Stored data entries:
------------------------------------------------
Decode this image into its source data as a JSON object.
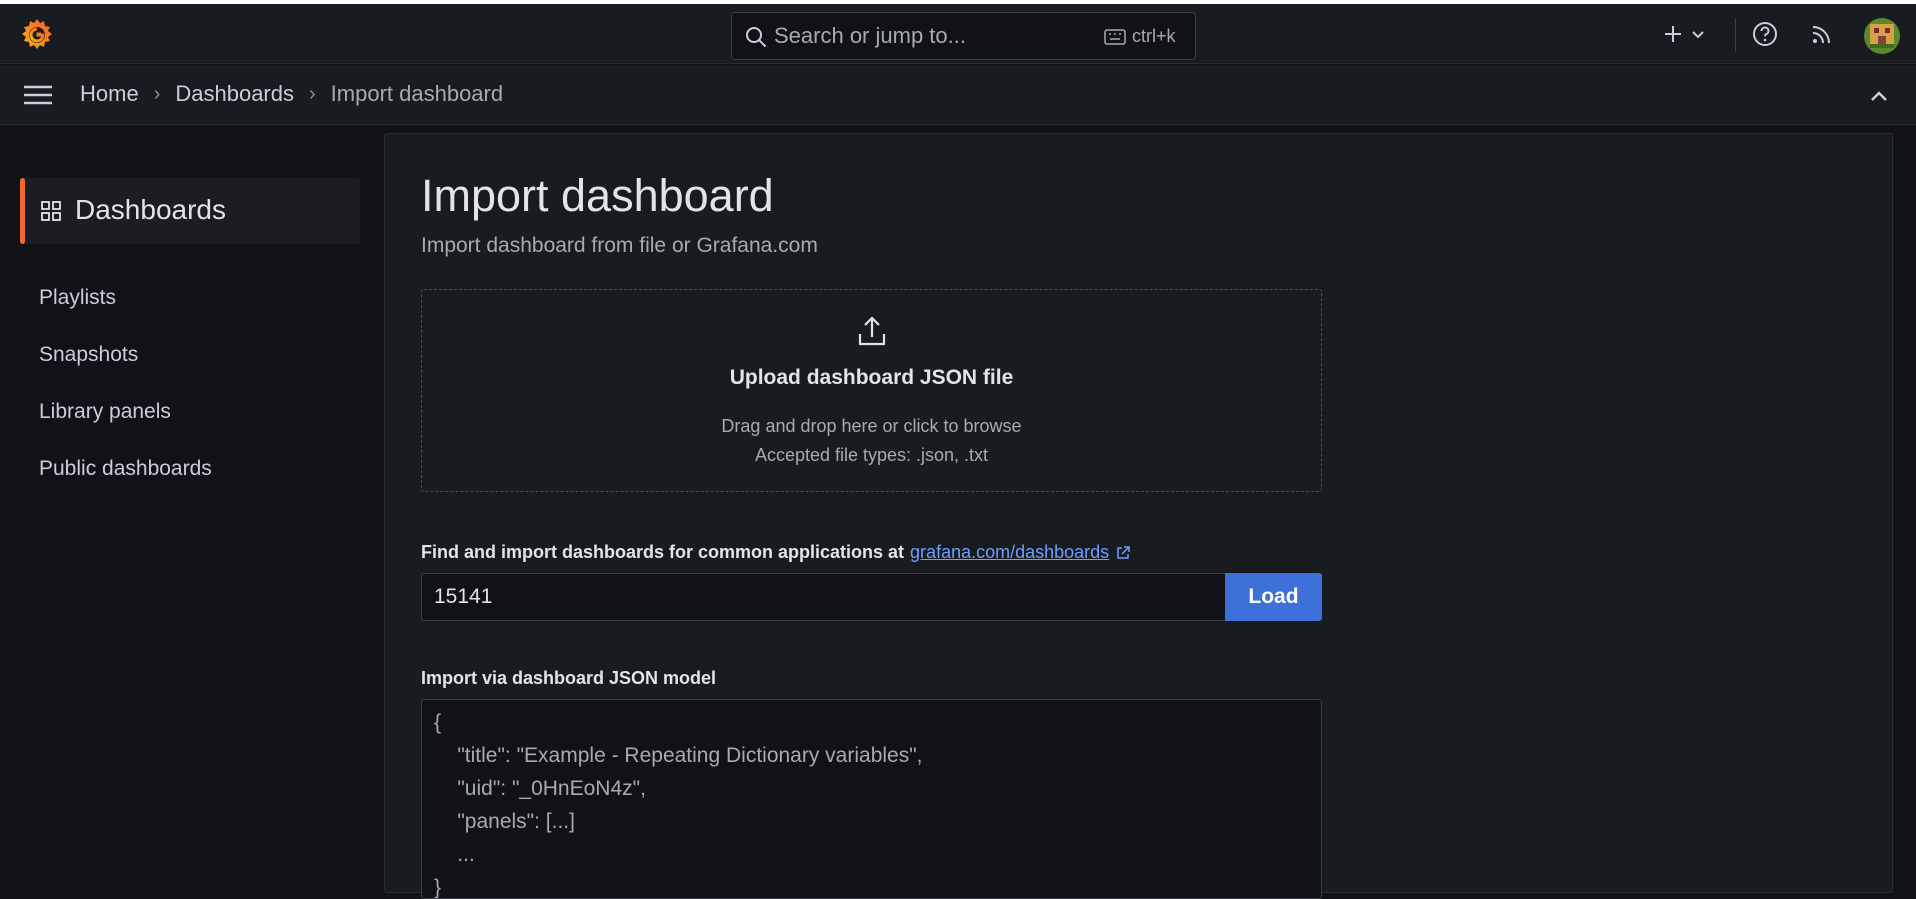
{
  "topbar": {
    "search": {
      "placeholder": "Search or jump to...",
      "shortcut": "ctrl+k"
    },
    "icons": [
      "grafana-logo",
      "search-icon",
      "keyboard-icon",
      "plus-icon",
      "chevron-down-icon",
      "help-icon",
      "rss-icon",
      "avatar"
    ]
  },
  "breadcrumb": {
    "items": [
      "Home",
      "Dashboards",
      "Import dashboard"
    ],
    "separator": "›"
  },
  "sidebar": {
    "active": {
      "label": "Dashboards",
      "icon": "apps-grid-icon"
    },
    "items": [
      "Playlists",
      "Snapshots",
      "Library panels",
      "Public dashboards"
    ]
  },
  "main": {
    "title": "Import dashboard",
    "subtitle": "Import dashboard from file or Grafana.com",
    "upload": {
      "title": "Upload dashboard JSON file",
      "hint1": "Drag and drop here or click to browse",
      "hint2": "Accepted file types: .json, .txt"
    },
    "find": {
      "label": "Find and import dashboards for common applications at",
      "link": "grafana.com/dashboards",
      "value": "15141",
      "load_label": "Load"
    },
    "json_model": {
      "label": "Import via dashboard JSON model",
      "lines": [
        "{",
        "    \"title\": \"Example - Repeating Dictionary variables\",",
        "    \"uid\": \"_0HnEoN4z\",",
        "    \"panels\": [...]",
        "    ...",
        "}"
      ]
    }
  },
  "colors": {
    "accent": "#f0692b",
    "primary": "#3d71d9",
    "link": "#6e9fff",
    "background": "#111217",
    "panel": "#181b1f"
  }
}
------------------------------------------------
Work instructions: Transcribe the complete set of entries verbatim. No pictures belong in the copy.

Output for this exercise:
Decode this image into its source data as a JSON object.
{
  "topbar": {
    "search": {
      "placeholder": "Search or jump to...",
      "shortcut": "ctrl+k"
    },
    "icons": [
      "grafana-logo",
      "search-icon",
      "keyboard-icon",
      "plus-icon",
      "chevron-down-icon",
      "help-icon",
      "rss-icon",
      "avatar"
    ]
  },
  "breadcrumb": {
    "items": [
      "Home",
      "Dashboards",
      "Import dashboard"
    ],
    "separator": "›"
  },
  "sidebar": {
    "active": {
      "label": "Dashboards",
      "icon": "apps-grid-icon"
    },
    "items": [
      "Playlists",
      "Snapshots",
      "Library panels",
      "Public dashboards"
    ]
  },
  "main": {
    "title": "Import dashboard",
    "subtitle": "Import dashboard from file or Grafana.com",
    "upload": {
      "title": "Upload dashboard JSON file",
      "hint1": "Drag and drop here or click to browse",
      "hint2": "Accepted file types: .json, .txt"
    },
    "find": {
      "label": "Find and import dashboards for common applications at",
      "link": "grafana.com/dashboards",
      "value": "15141",
      "load_label": "Load"
    },
    "json_model": {
      "label": "Import via dashboard JSON model",
      "lines": [
        "{",
        "    \"title\": \"Example - Repeating Dictionary variables\",",
        "    \"uid\": \"_0HnEoN4z\",",
        "    \"panels\": [...]",
        "    ...",
        "}"
      ]
    }
  },
  "colors": {
    "accent": "#f0692b",
    "primary": "#3d71d9",
    "link": "#6e9fff",
    "background": "#111217",
    "panel": "#181b1f"
  }
}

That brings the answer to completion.